▸ Task details
Write out all lines holding the word "JSON".

▸ Supplied data
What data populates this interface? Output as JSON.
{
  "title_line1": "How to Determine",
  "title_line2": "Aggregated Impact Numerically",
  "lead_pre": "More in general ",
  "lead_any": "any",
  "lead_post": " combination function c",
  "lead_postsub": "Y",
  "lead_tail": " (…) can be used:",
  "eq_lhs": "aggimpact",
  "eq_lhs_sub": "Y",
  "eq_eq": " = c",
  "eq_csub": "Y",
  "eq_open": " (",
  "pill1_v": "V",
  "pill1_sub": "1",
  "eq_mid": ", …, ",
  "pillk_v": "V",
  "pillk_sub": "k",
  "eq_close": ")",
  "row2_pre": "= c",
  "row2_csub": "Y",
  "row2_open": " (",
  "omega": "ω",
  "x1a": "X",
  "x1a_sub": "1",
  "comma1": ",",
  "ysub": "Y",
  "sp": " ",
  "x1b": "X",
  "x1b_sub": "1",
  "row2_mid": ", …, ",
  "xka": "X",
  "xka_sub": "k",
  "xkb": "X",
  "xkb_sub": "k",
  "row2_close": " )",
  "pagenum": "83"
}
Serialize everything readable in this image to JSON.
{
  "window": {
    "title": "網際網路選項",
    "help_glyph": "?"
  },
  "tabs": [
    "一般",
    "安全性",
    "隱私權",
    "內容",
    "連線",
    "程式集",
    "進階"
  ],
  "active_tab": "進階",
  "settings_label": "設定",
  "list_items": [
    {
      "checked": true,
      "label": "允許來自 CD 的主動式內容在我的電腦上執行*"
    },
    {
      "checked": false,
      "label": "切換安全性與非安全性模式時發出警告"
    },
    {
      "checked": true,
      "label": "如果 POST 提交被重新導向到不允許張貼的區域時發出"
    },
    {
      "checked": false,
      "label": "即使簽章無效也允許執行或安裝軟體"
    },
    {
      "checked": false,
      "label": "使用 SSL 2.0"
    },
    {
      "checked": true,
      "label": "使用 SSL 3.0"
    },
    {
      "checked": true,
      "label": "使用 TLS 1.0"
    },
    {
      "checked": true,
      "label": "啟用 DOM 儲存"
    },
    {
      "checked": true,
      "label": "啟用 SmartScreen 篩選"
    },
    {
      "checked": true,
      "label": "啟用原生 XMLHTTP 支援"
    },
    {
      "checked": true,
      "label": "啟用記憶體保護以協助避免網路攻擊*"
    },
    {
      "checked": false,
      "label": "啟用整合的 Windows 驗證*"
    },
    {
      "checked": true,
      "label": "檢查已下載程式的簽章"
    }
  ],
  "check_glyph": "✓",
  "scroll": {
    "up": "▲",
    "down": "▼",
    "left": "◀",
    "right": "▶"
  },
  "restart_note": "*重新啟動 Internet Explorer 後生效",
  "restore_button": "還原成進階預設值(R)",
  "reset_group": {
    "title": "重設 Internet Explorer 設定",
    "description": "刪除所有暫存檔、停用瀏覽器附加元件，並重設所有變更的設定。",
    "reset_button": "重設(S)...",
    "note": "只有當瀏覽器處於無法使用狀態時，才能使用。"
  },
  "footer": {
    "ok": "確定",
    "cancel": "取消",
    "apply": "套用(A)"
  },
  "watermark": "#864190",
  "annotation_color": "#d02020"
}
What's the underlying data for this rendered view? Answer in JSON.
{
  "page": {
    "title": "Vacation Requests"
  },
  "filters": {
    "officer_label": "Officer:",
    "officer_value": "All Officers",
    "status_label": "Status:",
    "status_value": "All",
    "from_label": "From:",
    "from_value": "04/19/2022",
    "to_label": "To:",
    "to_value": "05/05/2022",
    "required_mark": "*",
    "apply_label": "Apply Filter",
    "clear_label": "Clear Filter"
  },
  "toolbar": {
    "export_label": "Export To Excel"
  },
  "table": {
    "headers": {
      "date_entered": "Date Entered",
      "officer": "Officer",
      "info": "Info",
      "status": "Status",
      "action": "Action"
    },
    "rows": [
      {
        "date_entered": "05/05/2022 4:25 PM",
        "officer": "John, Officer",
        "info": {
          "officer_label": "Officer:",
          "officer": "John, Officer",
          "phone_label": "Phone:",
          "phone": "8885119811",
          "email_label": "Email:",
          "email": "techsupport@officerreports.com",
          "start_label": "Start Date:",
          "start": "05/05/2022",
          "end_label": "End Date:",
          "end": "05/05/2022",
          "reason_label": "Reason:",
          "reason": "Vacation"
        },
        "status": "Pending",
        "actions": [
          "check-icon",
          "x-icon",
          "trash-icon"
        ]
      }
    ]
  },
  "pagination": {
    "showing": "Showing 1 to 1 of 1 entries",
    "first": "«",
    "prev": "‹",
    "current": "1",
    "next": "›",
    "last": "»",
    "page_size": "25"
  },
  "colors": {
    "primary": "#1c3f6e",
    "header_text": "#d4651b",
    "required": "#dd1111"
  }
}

▸ Correct response
What data populates this interface? Output as JSON.
Serialize everything readable in this image to JSON.
What's the underlying data for this rendered view? Answer in JSON.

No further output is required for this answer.